** Data for this task **

-------------------------

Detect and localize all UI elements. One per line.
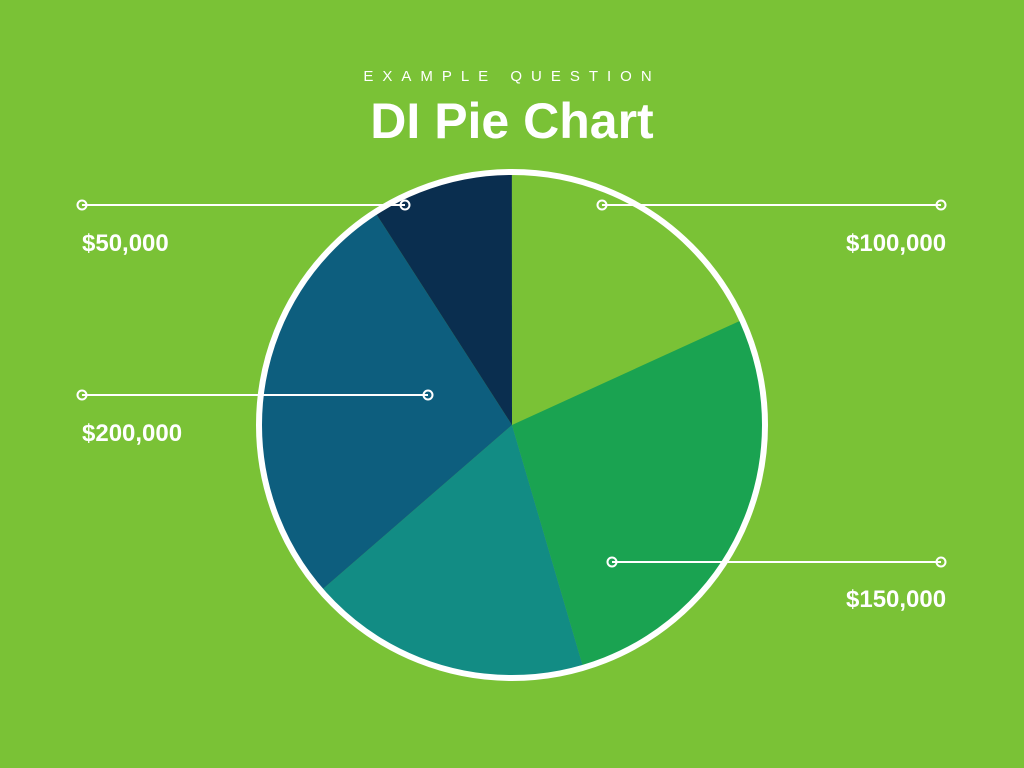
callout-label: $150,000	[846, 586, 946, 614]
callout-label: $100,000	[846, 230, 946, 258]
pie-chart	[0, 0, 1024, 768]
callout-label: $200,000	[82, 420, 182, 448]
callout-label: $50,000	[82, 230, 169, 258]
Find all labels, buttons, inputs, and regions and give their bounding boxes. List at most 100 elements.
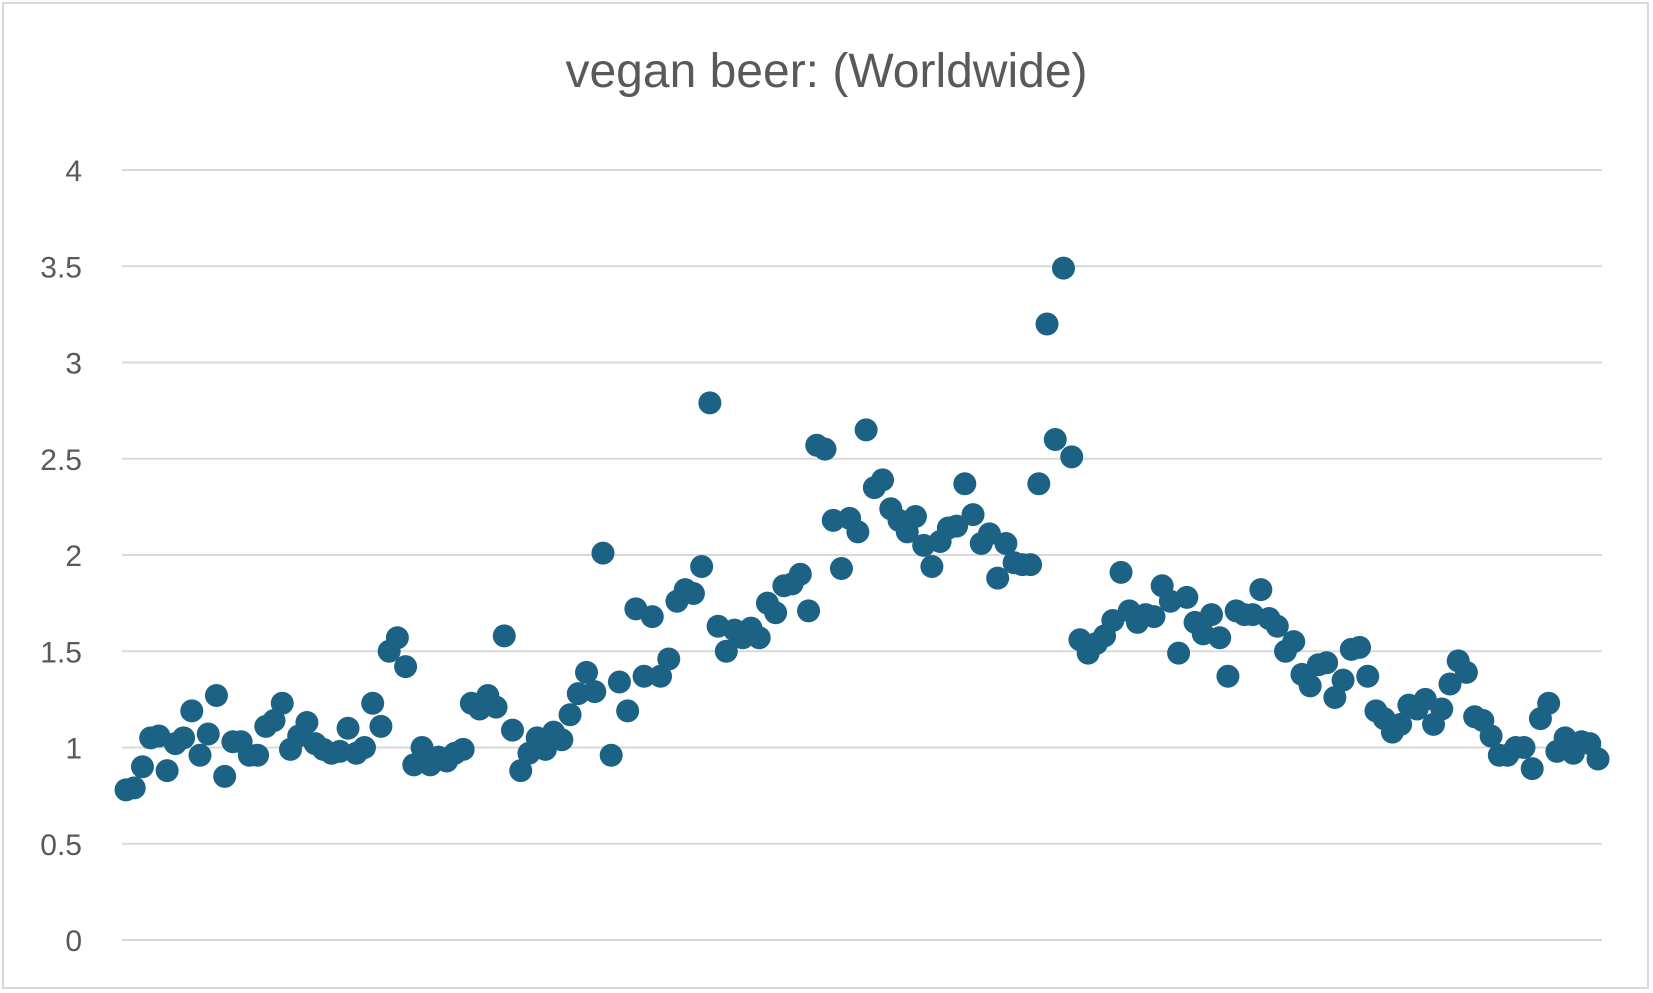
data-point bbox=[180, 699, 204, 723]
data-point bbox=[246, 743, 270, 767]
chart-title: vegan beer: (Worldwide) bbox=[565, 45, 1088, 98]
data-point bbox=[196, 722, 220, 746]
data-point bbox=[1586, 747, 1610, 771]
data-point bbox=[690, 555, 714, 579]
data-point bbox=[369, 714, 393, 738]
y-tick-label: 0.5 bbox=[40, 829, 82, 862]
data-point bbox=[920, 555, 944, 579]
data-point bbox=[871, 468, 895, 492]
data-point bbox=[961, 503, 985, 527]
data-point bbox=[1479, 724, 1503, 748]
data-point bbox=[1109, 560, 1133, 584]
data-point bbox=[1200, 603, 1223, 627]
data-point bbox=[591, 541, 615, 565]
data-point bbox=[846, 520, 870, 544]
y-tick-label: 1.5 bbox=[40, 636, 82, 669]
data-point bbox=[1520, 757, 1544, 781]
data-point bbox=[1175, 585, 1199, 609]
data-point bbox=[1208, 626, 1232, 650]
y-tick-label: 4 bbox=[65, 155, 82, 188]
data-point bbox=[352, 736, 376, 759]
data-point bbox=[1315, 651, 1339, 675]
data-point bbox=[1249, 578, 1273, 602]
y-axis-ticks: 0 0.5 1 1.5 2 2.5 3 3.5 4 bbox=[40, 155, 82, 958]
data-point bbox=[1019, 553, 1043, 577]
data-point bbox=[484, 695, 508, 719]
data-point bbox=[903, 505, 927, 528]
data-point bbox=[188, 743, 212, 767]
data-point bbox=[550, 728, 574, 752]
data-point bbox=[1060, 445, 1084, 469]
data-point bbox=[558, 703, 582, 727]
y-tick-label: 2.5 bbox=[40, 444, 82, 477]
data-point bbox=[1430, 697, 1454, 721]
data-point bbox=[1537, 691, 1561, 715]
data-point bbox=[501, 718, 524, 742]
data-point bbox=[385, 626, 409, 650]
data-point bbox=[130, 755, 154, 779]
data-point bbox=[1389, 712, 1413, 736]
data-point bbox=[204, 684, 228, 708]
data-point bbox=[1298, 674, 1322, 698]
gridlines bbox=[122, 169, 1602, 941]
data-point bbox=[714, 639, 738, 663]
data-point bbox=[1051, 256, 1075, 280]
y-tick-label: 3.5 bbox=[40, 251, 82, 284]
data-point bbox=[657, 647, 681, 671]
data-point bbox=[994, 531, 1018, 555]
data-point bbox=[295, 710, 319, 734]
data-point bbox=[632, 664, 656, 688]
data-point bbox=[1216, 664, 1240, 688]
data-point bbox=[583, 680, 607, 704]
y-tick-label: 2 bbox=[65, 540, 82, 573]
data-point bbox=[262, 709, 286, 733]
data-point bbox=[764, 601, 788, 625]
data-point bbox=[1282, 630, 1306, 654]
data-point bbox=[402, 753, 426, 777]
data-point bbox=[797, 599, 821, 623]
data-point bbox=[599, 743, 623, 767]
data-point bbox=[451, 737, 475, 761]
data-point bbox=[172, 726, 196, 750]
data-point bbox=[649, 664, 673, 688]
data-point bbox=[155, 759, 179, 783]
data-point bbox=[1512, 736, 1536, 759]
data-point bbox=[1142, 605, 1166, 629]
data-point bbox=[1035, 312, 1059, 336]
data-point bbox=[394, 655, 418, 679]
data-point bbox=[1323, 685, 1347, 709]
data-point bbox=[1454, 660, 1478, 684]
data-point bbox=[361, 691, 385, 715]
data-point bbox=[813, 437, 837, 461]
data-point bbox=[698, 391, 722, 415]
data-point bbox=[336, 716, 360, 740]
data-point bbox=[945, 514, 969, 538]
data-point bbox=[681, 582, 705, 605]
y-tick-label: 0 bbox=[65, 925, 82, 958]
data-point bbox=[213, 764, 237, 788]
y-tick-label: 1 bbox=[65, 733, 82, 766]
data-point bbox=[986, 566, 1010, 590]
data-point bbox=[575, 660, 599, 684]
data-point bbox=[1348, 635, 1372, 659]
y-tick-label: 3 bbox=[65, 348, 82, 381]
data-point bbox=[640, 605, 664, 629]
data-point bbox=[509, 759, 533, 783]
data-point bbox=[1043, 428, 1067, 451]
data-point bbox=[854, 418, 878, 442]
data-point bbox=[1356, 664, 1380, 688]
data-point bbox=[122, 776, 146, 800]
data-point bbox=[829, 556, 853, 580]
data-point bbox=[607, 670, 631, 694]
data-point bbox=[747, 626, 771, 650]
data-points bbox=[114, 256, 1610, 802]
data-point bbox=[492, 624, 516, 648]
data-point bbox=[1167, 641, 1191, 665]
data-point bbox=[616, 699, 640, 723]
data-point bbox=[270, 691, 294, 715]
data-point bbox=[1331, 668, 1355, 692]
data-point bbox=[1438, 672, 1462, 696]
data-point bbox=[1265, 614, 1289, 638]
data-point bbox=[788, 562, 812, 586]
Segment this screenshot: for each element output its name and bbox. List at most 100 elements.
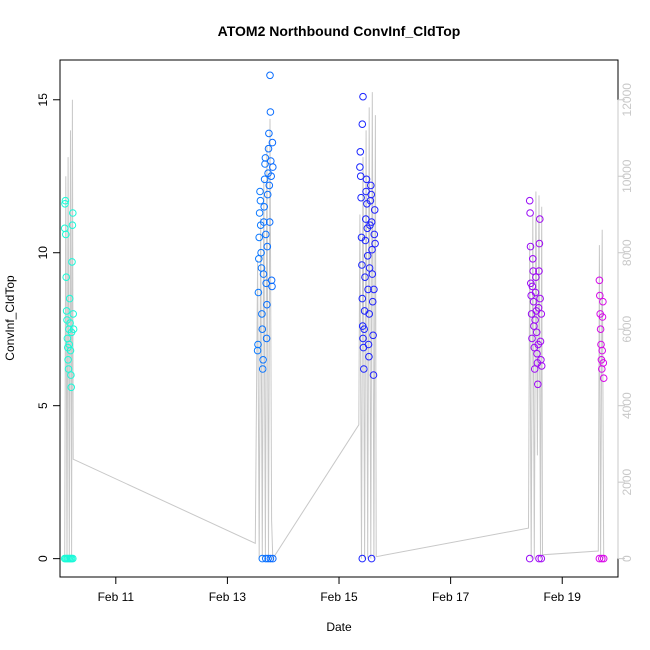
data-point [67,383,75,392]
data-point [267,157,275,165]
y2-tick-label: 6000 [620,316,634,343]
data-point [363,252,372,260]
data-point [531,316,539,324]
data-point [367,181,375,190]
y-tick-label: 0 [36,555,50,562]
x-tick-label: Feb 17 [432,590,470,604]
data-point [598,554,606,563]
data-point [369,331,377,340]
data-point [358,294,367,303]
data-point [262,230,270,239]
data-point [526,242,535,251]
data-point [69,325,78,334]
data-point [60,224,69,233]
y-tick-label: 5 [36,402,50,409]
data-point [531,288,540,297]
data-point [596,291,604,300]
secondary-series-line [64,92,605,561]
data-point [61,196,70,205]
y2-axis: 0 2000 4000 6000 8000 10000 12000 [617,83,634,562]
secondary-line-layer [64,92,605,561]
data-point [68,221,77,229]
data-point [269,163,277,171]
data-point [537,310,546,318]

-------------------------

** Short problem **
Give all of the rows above as a Markdown table with the columns Row and Line: the row number goes in Row and the line's text goes in Line. Leave out blank lines and the picture lines.

** Written response **
| Row | Line |
|---|---|
| 1 | Detect and localize all UI elements. One per line. |
| 2 | callout-label: $150,000	[846, 586, 946, 614] |
| 3 | callout-label: $100,000	[846, 230, 946, 258] |
| 4 | pie-chart	[0, 0, 1024, 768] |
| 5 | callout-label: $200,000	[82, 420, 182, 448] |
| 6 | callout-label: $50,000	[82, 230, 169, 258] |
| 7 | Find all labels, buttons, inputs, and regions and give their bounding boxes. List at most 100 elements. |
| 8 | data-point bbox=[180, 699, 204, 723] |
| 9 | data-point bbox=[246, 743, 270, 767] |
| 10 | chart-title: vegan beer: (Worldwide) bbox=[565, 45, 1088, 98] |
| 11 | data-point bbox=[196, 722, 220, 746] |
| 12 | data-point bbox=[1586, 747, 1610, 771] |
| 13 | data-point bbox=[690, 555, 714, 579] |
| 14 | data-point bbox=[369, 714, 393, 738] |
| 15 | y-tick-label: 0.5 bbox=[40, 829, 82, 862] |
| 16 | data-point bbox=[920, 555, 944, 579] |
| 17 | data-point bbox=[871, 468, 895, 492] |
| 18 | data-point bbox=[961, 503, 985, 527] |
| 19 | data-point bbox=[1479, 724, 1503, 748] |
| 20 | data-point bbox=[1109, 560, 1133, 584] |
| 21 | data-point bbox=[1200, 603, 1223, 627] |
| 22 | data-point bbox=[591, 541, 615, 565] |
| 23 | data-point bbox=[846, 520, 870, 544] |
| 24 | y-tick-label: 1.5 bbox=[40, 636, 82, 669] |
| 25 | data-point bbox=[1520, 757, 1544, 781] |
| 26 | data-point bbox=[1175, 585, 1199, 609] |
| 27 | data-point bbox=[1208, 626, 1232, 650] |
| 28 | y-tick-label: 4 bbox=[65, 155, 82, 188] |
| 29 | data-point bbox=[352, 736, 376, 759] |
| 30 | data-point bbox=[1315, 651, 1339, 675] |
| 31 | data-point bbox=[1249, 578, 1273, 602] |
| 32 | y-axis-ticks: 0 0.5 1 1.5 2 2.5 3 3.5 4 bbox=[40, 155, 82, 958] |
| 33 | data-point bbox=[1019, 553, 1043, 577] |
| 34 | data-point bbox=[484, 695, 508, 719] |
| 35 | data-point bbox=[903, 505, 927, 528] |
| 36 | data-point bbox=[188, 743, 212, 767] |
| 37 | data-point bbox=[550, 728, 574, 752] |
| 38 | data-point bbox=[1060, 445, 1084, 469] |
| 39 | data-point bbox=[558, 703, 582, 727] |
| 40 | y-tick-label: 2.5 bbox=[40, 444, 82, 477] |
| 41 | data-point bbox=[1430, 697, 1454, 721] |
| 42 | data-point bbox=[1537, 691, 1561, 715] |
| 43 | data-point bbox=[501, 718, 524, 742] |
| 44 | data-point bbox=[385, 626, 409, 650] |
| 45 | data-point bbox=[130, 755, 154, 779] |
| 46 | data-point bbox=[1389, 712, 1413, 736] |
| 47 | data-point bbox=[204, 684, 228, 708] |
| 48 | data-point bbox=[1298, 674, 1322, 698] |
| 49 | gridlines bbox=[122, 169, 1602, 941] |
| 50 | data-point bbox=[714, 639, 738, 663] |
| 51 | data-point bbox=[1051, 256, 1075, 280] |
| 52 | y-tick-label: 3.5 bbox=[40, 251, 82, 284] |
| 53 | data-point bbox=[657, 647, 681, 671] |
| 54 | data-point bbox=[994, 531, 1018, 555] |
| 55 | data-point bbox=[295, 710, 319, 734] |
| 56 | data-point bbox=[632, 664, 656, 688] |
| 57 | data-point bbox=[1216, 664, 1240, 688] |
| 58 | data-point bbox=[583, 680, 607, 704] |
| 59 | y-tick-label: 2 bbox=[65, 540, 82, 573] |
| 60 | data-point bbox=[262, 709, 286, 733] |
| 61 | data-point bbox=[764, 601, 788, 625] |
| 62 | data-point bbox=[1282, 630, 1306, 654] |
| 63 | data-point bbox=[402, 753, 426, 777] |
| 64 | data-point bbox=[797, 599, 821, 623] |
| 65 | data-point bbox=[599, 743, 623, 767] |
| 66 | data-point bbox=[451, 737, 475, 761] |
| 67 | data-point bbox=[172, 726, 196, 750] |
| 68 | data-point bbox=[649, 664, 673, 688] |
| 69 | data-point bbox=[155, 759, 179, 783] |
| 70 | data-point bbox=[1512, 736, 1536, 759] |
| 71 | data-point bbox=[1142, 605, 1166, 629] |
| 72 | data-point bbox=[1035, 312, 1059, 336] |
| 73 | data-point bbox=[394, 655, 418, 679] |
| 74 | data-point bbox=[1323, 685, 1347, 709] |
| 75 | data-point bbox=[1454, 660, 1478, 684] |
| 76 | data-point bbox=[361, 691, 385, 715] |
| 77 | data-point bbox=[813, 437, 837, 461] |
| 78 | data-point bbox=[698, 391, 722, 415] |
| 79 | data-point bbox=[336, 716, 360, 740] |
| 80 | data-point bbox=[945, 514, 969, 538] |
| 81 | data-point bbox=[681, 582, 705, 605] |
| 82 | y-tick-label: 0 bbox=[65, 925, 82, 958] |
| 83 | data-point bbox=[213, 764, 237, 788] |
| 84 | y-tick-label: 1 bbox=[65, 733, 82, 766] |
| 85 | data-point bbox=[986, 566, 1010, 590] |
| 86 | data-point bbox=[575, 660, 599, 684] |
| 87 | data-point bbox=[1348, 635, 1372, 659] |
| 88 | y-tick-label: 3 bbox=[65, 348, 82, 381] |
| 89 | data-point bbox=[640, 605, 664, 629] |
| 90 | data-point bbox=[509, 759, 533, 783] |
| 91 | data-point bbox=[1043, 428, 1067, 451] |
| 92 | data-point bbox=[854, 418, 878, 442] |
| 93 | data-point bbox=[1356, 664, 1380, 688] |
| 94 | data-point bbox=[122, 776, 146, 800] |
| 95 | data-point bbox=[829, 556, 853, 580] |
| 96 | data-point bbox=[607, 670, 631, 694] |
| 97 | data-point bbox=[747, 626, 771, 650] |
| 98 | data-points bbox=[114, 256, 1610, 802] |
| 99 | data-point bbox=[492, 624, 516, 648] |
| 100 | data-point bbox=[1167, 641, 1191, 665] |
| 101 | data-point bbox=[616, 699, 640, 723] |
| 102 | data-point bbox=[270, 691, 294, 715] |
| 103 | data-point bbox=[1331, 668, 1355, 692] |
| 104 | data-point bbox=[1438, 672, 1462, 696] |
| 105 | data-point bbox=[1265, 614, 1289, 638] |
| 106 | data-point bbox=[788, 562, 812, 586] |
| 107 | Segment this screenshot: for each element output its name and bbox. List at most 100 elements. |
| 108 | data-point [67,383,75,392] |
| 109 | data-point [267,157,275,165] |
| 110 | y2-tick-label: 6000 [620,316,634,343] |
| 111 | data-point [363,252,372,260] |
| 112 | data-point [531,316,539,324] |
| 113 | data-point [367,181,375,190] |
| 114 | y-tick-label: 0 [36,555,50,562] |
| 115 | x-tick-label: Feb 17 [432,590,470,604] |
| 116 | data-point [598,554,606,563] |
| 117 | data-point [369,331,377,340] |
| 118 | data-point [358,294,367,303] |
| 119 | data-point [262,230,270,239] |
| 120 | data-point [526,242,535,251] |
| 121 | data-point [69,325,78,334] |
| 122 | data-point [60,224,69,233] |
| 123 | y-tick-label: 5 [36,402,50,409] |
| 124 | data-point [531,288,540,297] |
| 125 | data-point [596,291,604,300] |
| 126 | secondary-series-line [64,92,605,561] |
| 127 | data-point [61,196,70,205] |
| 128 | y2-axis: 0 2000 4000 6000 8000 10000 12000 [617,83,634,562] |
| 129 | secondary-line-layer [64,92,605,561] |
| 130 | data-point [68,221,77,229] |
| 131 | data-point [269,163,277,171] |
| 132 | data-point [537,310,546,318] |